Task brief
Reproduce the following material exactly, including every line.

Items from a figure collection:
::::::
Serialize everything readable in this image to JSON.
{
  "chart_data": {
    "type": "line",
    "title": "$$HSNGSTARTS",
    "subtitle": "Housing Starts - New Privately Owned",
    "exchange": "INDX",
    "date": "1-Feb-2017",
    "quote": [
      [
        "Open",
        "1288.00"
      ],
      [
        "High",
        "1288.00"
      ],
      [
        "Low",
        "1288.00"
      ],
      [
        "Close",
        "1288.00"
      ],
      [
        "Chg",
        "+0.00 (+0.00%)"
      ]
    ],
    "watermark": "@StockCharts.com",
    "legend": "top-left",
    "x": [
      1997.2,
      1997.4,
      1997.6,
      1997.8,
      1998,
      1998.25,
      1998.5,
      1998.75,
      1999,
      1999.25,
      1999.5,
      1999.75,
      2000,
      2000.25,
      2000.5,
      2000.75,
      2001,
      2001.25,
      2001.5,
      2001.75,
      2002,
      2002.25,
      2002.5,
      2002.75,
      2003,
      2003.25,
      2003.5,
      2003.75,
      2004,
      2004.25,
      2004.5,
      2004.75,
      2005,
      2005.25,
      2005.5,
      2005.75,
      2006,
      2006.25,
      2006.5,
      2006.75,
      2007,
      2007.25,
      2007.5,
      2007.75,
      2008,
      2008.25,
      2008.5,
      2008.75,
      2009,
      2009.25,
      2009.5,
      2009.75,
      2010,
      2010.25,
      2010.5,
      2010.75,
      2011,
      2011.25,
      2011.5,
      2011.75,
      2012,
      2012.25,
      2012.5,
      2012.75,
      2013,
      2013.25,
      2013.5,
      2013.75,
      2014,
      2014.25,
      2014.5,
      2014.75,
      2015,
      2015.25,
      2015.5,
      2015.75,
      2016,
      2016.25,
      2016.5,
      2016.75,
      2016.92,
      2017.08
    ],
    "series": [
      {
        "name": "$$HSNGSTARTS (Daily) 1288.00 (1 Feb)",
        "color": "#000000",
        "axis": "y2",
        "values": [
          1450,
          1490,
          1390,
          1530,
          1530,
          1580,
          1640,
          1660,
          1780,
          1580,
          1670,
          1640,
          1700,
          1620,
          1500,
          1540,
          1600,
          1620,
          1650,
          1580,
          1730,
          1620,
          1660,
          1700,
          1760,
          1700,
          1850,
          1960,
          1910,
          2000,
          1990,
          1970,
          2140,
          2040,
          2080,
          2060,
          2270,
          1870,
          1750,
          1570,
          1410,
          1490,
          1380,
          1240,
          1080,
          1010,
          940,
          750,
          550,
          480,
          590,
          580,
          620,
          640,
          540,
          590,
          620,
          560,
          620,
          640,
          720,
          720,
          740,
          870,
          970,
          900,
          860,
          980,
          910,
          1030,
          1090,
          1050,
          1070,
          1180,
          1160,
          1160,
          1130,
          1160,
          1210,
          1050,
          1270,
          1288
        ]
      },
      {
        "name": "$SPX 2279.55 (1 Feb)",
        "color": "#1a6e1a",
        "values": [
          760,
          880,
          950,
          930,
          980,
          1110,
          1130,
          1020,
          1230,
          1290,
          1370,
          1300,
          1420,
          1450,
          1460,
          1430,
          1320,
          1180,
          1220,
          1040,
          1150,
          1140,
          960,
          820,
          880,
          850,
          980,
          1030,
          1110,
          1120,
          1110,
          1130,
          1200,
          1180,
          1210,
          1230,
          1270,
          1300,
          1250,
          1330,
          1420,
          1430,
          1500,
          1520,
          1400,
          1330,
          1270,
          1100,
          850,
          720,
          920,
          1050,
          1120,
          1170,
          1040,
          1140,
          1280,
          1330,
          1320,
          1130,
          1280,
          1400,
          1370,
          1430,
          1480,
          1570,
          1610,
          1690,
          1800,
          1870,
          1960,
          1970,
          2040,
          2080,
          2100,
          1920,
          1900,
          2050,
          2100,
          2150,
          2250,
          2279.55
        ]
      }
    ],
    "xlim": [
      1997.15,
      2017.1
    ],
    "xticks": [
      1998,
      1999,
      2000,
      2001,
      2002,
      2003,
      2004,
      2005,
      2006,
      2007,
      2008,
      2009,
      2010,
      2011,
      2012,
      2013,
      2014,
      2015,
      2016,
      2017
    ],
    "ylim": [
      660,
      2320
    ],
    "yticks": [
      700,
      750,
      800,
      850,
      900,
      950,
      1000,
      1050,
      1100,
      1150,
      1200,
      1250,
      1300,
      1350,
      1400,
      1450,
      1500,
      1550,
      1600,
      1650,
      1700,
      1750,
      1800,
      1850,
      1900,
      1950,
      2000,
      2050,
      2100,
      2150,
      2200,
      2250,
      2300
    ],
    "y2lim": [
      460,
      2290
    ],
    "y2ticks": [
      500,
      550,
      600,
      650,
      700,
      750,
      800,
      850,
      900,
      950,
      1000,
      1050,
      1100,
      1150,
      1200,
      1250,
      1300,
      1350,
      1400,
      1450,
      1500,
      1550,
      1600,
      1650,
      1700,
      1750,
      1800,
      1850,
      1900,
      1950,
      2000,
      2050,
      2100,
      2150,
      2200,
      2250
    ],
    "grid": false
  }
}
::::::
Complete response
Serialize everything readable in this image to JSON.
{
  "chart_data": {
    "type": "line",
    "title": "$$HSNGSTARTS",
    "subtitle": "Housing Starts - New Privately Owned",
    "exchange": "INDX",
    "date": "1-Feb-2017",
    "quote": [
      [
        "Open",
        "1288.00"
      ],
      [
        "High",
        "1288.00"
      ],
      [
        "Low",
        "1288.00"
      ],
      [
        "Close",
        "1288.00"
      ],
      [
        "Chg",
        "+0.00 (+0.00%)"
      ]
    ],
    "watermark": "@StockCharts.com",
    "legend": "top-left",
    "x": [
      1997.2,
      1997.4,
      1997.6,
      1997.8,
      1998,
      1998.25,
      1998.5,
      1998.75,
      1999,
      1999.25,
      1999.5,
      1999.75,
      2000,
      2000.25,
      2000.5,
      2000.75,
      2001,
      2001.25,
      2001.5,
      2001.75,
      2002,
      2002.25,
      2002.5,
      2002.75,
      2003,
      2003.25,
      2003.5,
      2003.75,
      2004,
      2004.25,
      2004.5,
      2004.75,
      2005,
      2005.25,
      2005.5,
      2005.75,
      2006,
      2006.25,
      2006.5,
      2006.75,
      2007,
      2007.25,
      2007.5,
      2007.75,
      2008,
      2008.25,
      2008.5,
      2008.75,
      2009,
      2009.25,
      2009.5,
      2009.75,
      2010,
      2010.25,
      2010.5,
      2010.75,
      2011,
      2011.25,
      2011.5,
      2011.75,
      2012,
      2012.25,
      2012.5,
      2012.75,
      2013,
      2013.25,
      2013.5,
      2013.75,
      2014,
      2014.25,
      2014.5,
      2014.75,
      2015,
      2015.25,
      2015.5,
      2015.75,
      2016,
      2016.25,
      2016.5,
      2016.75,
      2016.92,
      2017.08
    ],
    "series": [
      {
        "name": "$$HSNGSTARTS (Daily) 1288.00 (1 Feb)",
        "color": "#000000",
        "axis": "y2",
        "values": [
          1450,
          1490,
          1390,
          1530,
          1530,
          1580,
          1640,
          1660,
          1780,
          1580,
          1670,
          1640,
          1700,
          1620,
          1500,
          1540,
          1600,
          1620,
          1650,
          1580,
          1730,
          1620,
          1660,
          1700,
          1760,
          1700,
          1850,
          1960,
          1910,
          2000,
          1990,
          1970,
          2140,
          2040,
          2080,
          2060,
          2270,
          1870,
          1750,
          1570,
          1410,
          1490,
          1380,
          1240,
          1080,
          1010,
          940,
          750,
          550,
          480,
          590,
          580,
          620,
          640,
          540,
          590,
          620,
          560,
          620,
          640,
          720,
          720,
          740,
          870,
          970,
          900,
          860,
          980,
          910,
          1030,
          1090,
          1050,
          1070,
          1180,
          1160,
          1160,
          1130,
          1160,
          1210,
          1050,
          1270,
          1288
        ]
      },
      {
        "name": "$SPX 2279.55 (1 Feb)",
        "color": "#1a6e1a",
        "values": [
          760,
          880,
          950,
          930,
          980,
          1110,
          1130,
          1020,
          1230,
          1290,
          1370,
          1300,
          1420,
          1450,
          1460,
          1430,
          1320,
          1180,
          1220,
          1040,
          1150,
          1140,
          960,
          820,
          880,
          850,
          980,
          1030,
          1110,
          1120,
          1110,
          1130,
          1200,
          1180,
          1210,
          1230,
          1270,
          1300,
          1250,
          1330,
          1420,
          1430,
          1500,
          1520,
          1400,
          1330,
          1270,
          1100,
          850,
          720,
          920,
          1050,
          1120,
          1170,
          1040,
          1140,
          1280,
          1330,
          1320,
          1130,
          1280,
          1400,
          1370,
          1430,
          1480,
          1570,
          1610,
          1690,
          1800,
          1870,
          1960,
          1970,
          2040,
          2080,
          2100,
          1920,
          1900,
          2050,
          2100,
          2150,
          2250,
          2279.55
        ]
      }
    ],
    "xlim": [
      1997.15,
      2017.1
    ],
    "xticks": [
      1998,
      1999,
      2000,
      2001,
      2002,
      2003,
      2004,
      2005,
      2006,
      2007,
      2008,
      2009,
      2010,
      2011,
      2012,
      2013,
      2014,
      2015,
      2016,
      2017
    ],
    "ylim": [
      660,
      2320
    ],
    "yticks": [
      700,
      750,
      800,
      850,
      900,
      950,
      1000,
      1050,
      1100,
      1150,
      1200,
      1250,
      1300,
      1350,
      1400,
      1450,
      1500,
      1550,
      1600,
      1650,
      1700,
      1750,
      1800,
      1850,
      1900,
      1950,
      2000,
      2050,
      2100,
      2150,
      2200,
      2250,
      2300
    ],
    "y2lim": [
      460,
      2290
    ],
    "y2ticks": [
      500,
      550,
      600,
      650,
      700,
      750,
      800,
      850,
      900,
      950,
      1000,
      1050,
      1100,
      1150,
      1200,
      1250,
      1300,
      1350,
      1400,
      1450,
      1500,
      1550,
      1600,
      1650,
      1700,
      1750,
      1800,
      1850,
      1900,
      1950,
      2000,
      2050,
      2100,
      2150,
      2200,
      2250
    ],
    "grid": false
  }
}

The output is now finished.